Your instructions: Filter the entries below, keeping only lines with the word "right".

═════ Information given

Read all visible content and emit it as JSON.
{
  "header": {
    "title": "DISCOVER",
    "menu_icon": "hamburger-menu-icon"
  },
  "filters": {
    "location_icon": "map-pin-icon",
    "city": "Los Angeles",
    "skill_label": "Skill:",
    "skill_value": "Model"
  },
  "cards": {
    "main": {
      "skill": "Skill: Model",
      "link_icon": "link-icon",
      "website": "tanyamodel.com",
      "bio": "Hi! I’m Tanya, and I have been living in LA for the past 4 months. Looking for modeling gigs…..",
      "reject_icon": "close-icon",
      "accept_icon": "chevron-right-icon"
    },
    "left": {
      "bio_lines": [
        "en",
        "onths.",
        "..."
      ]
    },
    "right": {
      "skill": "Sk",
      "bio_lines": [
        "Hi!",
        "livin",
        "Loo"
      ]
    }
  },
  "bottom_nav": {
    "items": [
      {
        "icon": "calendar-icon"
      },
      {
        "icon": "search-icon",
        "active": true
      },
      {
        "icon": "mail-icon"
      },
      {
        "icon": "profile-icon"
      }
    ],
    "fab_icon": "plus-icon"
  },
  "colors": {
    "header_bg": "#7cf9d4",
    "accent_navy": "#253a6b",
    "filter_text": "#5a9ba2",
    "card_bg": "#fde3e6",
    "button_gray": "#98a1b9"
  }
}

══════════

Exercise result:
      "accept_icon": "chevron-right-icon"
    "right": {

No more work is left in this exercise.